**Required work**
List each line of the data in which the string "path" appears.

**Provided records**

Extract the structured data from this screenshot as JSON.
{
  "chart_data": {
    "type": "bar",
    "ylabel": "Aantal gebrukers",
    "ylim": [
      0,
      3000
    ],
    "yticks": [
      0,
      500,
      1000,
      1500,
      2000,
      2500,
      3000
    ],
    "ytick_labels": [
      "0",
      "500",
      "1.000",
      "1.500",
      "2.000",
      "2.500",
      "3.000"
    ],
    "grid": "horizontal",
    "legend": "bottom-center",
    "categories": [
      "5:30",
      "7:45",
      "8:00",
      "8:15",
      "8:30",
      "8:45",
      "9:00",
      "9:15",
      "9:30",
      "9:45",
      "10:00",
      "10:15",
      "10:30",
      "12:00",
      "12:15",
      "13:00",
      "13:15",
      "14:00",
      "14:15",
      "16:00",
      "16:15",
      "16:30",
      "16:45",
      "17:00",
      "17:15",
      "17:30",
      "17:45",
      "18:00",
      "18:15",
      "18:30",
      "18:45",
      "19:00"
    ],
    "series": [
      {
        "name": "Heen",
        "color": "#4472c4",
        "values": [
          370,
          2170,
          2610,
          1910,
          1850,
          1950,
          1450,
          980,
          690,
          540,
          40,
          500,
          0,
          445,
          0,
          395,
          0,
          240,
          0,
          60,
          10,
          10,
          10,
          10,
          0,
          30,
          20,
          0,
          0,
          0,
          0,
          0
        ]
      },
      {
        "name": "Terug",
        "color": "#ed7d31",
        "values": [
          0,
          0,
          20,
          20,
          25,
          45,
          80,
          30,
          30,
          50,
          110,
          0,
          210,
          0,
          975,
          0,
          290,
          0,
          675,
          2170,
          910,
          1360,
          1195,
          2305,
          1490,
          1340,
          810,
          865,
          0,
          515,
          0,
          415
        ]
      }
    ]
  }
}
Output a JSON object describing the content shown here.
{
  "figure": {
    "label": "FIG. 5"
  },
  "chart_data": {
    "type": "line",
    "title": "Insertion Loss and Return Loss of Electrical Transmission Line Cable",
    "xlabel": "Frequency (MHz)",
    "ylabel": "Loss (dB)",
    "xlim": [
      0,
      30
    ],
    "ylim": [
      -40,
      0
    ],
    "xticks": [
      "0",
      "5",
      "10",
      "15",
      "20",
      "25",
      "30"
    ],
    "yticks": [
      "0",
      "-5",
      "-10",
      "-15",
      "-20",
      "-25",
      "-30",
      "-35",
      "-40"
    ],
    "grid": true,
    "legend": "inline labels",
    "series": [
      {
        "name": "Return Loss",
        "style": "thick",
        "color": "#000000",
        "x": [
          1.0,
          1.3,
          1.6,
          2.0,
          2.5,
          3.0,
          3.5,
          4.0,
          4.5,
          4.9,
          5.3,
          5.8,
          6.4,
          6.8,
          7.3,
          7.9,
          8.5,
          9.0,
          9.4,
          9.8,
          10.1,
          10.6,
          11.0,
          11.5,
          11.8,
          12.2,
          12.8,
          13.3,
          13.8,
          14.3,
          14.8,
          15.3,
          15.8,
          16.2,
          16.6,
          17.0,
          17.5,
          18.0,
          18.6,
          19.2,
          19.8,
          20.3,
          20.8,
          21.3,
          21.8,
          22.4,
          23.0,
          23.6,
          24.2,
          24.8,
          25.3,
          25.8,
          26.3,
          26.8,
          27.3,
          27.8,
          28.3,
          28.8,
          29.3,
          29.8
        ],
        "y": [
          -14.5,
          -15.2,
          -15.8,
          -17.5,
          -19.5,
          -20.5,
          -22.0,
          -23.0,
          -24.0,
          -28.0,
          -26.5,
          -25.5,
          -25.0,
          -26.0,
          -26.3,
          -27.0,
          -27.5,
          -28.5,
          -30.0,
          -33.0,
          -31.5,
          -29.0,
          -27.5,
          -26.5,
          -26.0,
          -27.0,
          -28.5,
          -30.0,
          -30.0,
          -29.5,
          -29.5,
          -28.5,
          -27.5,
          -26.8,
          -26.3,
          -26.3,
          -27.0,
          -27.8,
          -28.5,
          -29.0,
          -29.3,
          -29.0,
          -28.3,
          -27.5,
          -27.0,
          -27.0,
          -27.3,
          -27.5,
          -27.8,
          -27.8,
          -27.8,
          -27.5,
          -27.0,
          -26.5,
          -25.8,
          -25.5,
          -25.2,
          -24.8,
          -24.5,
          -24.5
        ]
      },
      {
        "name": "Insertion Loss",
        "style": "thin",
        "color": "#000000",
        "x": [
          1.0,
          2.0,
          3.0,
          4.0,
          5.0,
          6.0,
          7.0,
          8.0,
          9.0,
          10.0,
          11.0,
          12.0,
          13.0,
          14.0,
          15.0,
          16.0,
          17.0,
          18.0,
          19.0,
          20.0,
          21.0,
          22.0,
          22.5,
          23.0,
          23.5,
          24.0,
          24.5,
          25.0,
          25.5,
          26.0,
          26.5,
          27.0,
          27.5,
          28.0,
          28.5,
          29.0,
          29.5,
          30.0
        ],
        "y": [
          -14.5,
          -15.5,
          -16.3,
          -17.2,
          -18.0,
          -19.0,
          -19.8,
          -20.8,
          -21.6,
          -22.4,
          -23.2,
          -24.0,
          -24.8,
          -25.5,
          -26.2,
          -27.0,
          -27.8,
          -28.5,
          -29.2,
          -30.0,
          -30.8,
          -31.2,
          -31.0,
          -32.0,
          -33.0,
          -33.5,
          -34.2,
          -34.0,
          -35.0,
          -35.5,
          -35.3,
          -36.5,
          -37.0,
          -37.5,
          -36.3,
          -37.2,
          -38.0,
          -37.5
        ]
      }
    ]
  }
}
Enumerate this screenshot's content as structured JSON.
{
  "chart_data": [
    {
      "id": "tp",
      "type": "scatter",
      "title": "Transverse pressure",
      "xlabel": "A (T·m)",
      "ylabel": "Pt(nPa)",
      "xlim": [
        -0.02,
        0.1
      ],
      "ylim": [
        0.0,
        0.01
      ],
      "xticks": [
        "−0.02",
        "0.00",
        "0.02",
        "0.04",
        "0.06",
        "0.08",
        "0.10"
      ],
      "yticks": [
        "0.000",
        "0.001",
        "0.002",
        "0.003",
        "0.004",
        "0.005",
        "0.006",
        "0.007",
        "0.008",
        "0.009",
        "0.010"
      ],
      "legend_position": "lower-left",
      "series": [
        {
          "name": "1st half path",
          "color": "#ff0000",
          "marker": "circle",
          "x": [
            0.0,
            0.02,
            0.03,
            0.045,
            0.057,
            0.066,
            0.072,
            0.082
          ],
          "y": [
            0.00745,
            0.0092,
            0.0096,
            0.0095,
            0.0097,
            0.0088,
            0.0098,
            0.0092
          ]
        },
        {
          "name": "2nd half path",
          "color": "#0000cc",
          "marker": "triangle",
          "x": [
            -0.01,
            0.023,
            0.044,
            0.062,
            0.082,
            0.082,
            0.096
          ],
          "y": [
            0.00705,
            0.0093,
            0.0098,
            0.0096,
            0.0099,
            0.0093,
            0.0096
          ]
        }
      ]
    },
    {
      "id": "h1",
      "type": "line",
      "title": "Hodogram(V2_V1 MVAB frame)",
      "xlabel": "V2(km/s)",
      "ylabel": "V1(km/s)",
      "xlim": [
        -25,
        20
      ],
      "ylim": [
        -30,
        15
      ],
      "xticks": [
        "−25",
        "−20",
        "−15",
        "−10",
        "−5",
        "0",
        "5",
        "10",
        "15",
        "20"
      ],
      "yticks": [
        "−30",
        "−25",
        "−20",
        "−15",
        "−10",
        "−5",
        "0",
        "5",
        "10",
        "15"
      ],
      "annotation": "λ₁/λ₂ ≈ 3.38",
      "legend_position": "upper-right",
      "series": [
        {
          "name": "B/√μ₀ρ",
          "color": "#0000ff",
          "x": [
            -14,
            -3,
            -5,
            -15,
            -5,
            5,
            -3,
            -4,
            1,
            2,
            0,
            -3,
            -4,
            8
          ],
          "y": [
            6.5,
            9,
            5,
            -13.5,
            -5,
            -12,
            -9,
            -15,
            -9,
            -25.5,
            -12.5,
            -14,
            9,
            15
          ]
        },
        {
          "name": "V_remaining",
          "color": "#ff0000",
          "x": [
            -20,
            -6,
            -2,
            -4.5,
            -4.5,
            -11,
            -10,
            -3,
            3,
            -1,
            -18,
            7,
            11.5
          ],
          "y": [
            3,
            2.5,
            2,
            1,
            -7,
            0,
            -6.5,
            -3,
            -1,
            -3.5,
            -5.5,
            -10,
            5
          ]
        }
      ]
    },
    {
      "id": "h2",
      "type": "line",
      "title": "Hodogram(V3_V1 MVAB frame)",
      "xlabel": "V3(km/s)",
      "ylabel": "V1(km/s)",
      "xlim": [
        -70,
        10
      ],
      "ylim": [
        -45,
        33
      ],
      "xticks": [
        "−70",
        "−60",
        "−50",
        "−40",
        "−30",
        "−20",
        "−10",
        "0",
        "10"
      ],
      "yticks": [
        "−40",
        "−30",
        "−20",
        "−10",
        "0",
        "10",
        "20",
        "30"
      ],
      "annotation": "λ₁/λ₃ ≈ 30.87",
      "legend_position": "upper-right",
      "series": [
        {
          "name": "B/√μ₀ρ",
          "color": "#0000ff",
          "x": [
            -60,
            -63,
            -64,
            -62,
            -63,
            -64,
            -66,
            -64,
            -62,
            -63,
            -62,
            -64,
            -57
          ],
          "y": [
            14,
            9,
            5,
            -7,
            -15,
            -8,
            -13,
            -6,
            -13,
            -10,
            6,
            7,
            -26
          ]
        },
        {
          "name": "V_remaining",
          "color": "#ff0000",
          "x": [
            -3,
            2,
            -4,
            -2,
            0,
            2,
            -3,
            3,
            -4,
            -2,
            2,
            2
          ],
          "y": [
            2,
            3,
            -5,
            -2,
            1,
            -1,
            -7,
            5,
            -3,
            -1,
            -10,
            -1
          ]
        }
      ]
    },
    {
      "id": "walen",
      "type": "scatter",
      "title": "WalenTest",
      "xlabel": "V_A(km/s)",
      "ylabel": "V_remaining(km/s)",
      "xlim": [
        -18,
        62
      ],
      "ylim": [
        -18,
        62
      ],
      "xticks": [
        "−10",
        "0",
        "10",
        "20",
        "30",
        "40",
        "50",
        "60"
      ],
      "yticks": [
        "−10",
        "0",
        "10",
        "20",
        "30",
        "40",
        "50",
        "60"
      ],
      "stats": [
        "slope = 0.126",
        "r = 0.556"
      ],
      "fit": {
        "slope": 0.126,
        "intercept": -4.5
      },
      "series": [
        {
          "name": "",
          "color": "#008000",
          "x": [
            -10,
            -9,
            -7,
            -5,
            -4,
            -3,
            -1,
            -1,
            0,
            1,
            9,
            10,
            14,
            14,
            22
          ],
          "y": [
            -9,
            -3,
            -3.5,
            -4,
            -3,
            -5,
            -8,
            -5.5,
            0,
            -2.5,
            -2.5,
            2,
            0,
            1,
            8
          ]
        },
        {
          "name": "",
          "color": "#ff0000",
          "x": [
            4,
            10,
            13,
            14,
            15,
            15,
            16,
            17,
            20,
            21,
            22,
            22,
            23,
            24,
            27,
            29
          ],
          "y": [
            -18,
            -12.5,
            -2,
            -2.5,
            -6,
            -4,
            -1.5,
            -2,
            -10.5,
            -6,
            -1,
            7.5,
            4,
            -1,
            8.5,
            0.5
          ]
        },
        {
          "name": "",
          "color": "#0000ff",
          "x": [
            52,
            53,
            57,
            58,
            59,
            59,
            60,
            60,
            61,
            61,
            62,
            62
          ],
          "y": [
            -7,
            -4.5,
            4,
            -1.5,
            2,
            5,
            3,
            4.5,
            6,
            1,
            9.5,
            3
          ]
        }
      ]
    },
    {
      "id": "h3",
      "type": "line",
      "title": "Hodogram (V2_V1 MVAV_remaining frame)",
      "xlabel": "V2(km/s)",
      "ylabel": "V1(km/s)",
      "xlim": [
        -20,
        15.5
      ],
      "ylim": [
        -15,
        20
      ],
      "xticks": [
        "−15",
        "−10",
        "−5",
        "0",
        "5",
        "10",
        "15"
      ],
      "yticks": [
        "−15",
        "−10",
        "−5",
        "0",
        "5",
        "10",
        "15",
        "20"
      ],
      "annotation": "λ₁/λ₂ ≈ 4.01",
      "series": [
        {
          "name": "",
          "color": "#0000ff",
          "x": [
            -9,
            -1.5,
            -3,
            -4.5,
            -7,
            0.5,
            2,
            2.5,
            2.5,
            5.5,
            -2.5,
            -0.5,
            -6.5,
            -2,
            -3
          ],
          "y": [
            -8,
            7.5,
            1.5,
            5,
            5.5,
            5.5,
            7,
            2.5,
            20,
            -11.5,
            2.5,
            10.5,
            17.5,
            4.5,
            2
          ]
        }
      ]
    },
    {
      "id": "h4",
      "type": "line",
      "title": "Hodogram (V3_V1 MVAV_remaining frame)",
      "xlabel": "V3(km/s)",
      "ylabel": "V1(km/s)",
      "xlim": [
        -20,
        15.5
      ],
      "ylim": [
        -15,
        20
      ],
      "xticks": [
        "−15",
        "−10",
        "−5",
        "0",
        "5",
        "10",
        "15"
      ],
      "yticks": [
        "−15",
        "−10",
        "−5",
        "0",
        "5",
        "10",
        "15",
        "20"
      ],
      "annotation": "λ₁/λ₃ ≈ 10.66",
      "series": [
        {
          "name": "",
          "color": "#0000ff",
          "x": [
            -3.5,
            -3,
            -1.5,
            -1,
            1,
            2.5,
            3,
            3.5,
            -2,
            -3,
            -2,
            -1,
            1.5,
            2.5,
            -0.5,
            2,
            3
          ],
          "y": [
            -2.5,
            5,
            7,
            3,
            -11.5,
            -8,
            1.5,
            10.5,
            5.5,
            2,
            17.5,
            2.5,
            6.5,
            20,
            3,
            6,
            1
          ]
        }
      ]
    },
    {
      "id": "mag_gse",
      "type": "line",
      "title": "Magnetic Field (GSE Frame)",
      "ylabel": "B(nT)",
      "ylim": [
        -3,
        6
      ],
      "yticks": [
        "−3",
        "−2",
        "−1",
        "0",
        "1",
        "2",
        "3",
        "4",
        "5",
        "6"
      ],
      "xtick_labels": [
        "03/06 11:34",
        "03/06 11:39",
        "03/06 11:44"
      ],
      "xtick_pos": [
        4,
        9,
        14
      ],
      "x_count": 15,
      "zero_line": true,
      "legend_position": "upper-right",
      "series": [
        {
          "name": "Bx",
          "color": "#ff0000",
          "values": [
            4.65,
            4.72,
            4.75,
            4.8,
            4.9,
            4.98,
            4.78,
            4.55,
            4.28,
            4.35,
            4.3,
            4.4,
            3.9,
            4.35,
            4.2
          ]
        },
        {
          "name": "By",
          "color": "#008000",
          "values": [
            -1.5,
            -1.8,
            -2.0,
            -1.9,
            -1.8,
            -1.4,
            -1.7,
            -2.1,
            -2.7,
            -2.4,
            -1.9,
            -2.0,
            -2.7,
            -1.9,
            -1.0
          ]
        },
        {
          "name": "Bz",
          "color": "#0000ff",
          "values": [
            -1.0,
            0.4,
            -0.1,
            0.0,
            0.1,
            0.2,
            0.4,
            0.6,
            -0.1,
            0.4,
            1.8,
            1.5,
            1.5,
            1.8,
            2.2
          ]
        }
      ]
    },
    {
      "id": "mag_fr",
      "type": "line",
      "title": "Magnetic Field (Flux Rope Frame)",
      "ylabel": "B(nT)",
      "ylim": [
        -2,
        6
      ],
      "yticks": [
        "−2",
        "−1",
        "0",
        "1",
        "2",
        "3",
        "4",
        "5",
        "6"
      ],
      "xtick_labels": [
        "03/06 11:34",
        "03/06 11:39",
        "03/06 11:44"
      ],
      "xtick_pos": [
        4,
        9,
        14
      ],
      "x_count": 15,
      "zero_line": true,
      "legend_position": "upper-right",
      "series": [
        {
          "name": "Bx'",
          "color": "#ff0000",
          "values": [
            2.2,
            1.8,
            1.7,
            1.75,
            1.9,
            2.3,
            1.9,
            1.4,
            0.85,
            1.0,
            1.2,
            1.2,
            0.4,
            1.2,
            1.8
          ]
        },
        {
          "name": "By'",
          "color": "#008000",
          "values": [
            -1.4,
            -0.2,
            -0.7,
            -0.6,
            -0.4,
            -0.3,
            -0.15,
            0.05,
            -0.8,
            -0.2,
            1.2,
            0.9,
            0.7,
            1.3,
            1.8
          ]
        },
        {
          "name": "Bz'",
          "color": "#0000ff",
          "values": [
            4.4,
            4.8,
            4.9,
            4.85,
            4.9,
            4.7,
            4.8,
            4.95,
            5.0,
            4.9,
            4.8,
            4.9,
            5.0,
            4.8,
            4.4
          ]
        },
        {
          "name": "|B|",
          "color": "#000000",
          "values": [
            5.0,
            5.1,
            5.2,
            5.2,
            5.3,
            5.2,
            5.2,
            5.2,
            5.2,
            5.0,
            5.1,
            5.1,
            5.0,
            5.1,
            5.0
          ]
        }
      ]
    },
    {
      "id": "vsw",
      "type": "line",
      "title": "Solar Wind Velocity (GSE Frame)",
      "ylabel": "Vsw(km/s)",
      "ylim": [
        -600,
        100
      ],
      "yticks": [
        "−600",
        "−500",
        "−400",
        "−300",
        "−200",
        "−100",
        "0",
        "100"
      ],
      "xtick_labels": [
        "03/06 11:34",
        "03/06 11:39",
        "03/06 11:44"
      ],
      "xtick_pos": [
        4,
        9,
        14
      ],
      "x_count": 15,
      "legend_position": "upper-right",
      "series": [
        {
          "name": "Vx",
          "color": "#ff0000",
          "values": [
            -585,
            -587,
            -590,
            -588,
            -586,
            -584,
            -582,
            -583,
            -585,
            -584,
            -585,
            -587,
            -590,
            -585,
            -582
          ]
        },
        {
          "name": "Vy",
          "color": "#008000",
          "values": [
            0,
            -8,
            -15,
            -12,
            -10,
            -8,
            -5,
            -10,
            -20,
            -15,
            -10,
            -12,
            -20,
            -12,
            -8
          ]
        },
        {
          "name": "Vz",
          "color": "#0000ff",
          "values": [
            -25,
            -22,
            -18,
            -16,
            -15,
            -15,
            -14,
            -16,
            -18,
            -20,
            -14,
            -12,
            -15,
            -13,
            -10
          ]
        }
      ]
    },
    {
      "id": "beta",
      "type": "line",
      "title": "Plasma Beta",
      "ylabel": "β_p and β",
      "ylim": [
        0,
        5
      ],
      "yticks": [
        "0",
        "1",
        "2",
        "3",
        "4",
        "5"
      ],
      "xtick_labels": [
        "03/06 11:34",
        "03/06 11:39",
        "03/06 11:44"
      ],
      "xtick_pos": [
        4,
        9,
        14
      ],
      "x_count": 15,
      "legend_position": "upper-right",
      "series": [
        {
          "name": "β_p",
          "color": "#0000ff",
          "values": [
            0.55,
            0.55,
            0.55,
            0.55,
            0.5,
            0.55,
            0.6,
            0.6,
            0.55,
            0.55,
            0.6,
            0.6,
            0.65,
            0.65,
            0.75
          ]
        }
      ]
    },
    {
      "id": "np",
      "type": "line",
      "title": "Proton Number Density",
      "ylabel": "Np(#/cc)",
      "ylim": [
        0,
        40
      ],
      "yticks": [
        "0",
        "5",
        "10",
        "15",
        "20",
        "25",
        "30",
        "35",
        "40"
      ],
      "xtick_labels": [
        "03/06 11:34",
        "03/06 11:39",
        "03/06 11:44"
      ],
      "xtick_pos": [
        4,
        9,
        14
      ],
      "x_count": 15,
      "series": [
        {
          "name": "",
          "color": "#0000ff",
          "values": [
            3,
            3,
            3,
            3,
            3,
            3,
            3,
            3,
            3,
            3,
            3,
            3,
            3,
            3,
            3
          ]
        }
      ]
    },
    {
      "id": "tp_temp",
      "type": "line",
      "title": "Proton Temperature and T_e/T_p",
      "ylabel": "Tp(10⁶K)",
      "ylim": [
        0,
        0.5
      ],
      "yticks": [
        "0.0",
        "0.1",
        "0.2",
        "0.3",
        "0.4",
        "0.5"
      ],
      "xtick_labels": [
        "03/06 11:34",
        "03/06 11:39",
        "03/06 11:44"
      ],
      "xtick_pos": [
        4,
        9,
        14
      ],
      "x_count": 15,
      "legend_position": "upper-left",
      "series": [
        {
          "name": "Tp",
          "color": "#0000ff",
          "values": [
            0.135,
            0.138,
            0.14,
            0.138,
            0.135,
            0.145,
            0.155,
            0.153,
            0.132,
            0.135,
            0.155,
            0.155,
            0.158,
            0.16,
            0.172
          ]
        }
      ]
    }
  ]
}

**Full output**
          "name": "1st half path",
          "name": "2nd half path",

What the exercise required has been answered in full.